> [Instructions for the task]
Check each line of the material below for "this", then copy the ones that contain it.

Extracted records:

* * *

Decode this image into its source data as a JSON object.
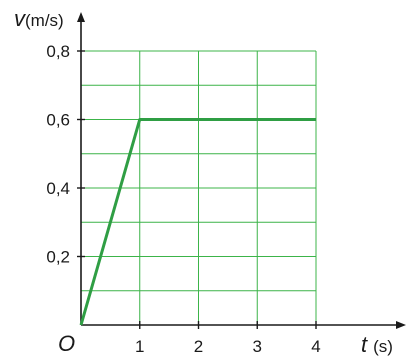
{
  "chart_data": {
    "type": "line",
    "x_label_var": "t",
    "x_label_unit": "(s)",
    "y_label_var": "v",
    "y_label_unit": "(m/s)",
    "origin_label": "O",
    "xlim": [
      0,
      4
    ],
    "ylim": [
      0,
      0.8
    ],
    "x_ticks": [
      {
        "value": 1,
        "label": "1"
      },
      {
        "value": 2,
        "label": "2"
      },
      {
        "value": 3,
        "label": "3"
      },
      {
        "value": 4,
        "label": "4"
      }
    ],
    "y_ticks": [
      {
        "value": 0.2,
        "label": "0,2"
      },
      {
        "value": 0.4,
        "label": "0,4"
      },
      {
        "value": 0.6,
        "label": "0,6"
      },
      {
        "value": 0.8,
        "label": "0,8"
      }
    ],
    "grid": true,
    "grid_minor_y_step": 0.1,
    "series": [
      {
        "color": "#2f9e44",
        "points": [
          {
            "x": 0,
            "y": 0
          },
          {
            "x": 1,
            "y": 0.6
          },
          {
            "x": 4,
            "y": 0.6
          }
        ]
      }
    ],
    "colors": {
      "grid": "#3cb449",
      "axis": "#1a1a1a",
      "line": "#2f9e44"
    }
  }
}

* * *

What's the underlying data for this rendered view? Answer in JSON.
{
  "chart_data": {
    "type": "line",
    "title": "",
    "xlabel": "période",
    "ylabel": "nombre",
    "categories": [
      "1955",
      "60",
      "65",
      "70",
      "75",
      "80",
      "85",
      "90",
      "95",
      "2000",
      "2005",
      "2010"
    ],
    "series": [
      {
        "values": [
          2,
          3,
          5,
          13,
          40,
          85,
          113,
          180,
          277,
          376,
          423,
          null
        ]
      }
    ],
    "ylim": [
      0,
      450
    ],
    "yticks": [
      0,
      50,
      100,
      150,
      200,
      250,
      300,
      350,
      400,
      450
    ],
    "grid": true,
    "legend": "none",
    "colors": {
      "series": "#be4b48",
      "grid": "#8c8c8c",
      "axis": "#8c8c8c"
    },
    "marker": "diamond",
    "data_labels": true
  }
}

* * *

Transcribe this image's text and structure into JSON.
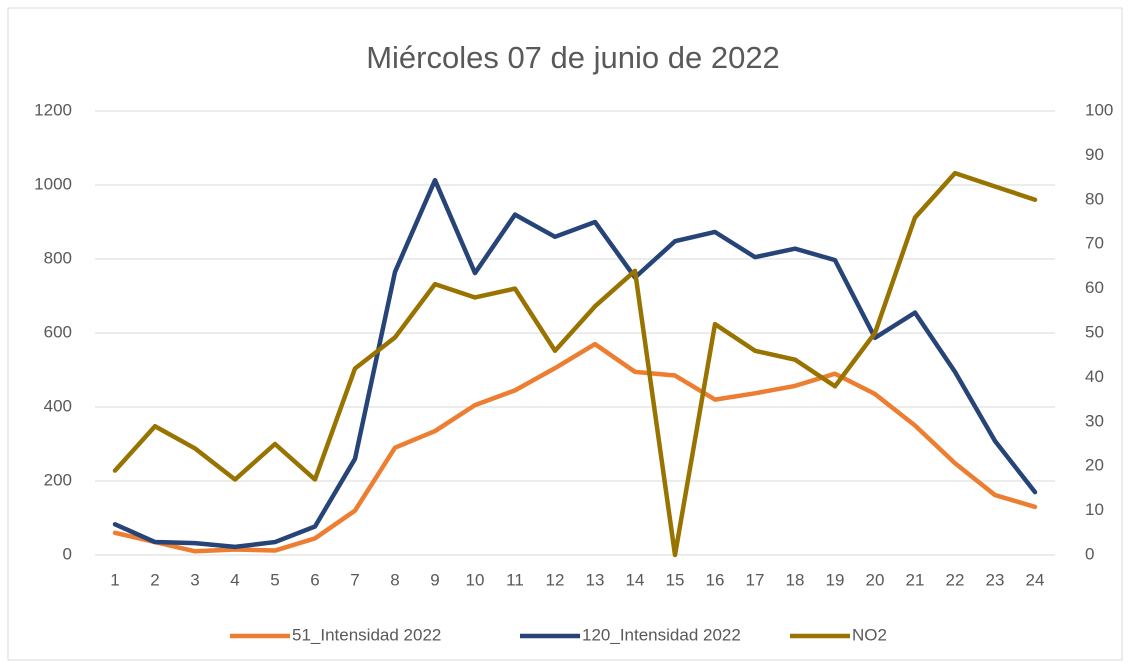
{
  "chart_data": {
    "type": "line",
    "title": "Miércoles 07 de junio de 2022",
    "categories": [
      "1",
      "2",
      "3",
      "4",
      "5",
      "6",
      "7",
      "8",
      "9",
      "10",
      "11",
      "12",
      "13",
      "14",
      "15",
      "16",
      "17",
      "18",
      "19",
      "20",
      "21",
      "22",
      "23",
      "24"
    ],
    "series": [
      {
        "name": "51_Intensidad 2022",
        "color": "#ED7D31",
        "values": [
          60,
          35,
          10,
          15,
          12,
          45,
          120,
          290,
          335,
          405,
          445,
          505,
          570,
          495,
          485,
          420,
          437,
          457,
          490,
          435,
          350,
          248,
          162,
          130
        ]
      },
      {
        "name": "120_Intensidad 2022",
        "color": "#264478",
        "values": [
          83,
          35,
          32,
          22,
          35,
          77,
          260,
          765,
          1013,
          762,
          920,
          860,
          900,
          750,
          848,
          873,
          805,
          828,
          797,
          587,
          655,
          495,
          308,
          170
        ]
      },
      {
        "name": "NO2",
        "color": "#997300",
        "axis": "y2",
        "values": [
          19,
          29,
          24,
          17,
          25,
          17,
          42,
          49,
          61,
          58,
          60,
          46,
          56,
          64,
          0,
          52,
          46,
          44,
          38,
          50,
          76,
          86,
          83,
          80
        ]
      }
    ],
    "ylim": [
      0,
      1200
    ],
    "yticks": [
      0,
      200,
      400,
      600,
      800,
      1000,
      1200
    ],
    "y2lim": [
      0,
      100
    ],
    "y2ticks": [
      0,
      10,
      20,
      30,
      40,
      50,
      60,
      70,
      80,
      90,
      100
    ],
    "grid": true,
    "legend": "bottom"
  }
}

* * *

> [Solution to the exercise]
Decode this image into its source data as a JSON object.
What's the underlying data for this rendered view? Answer in JSON.
Transcribe this image's text and structure into JSON.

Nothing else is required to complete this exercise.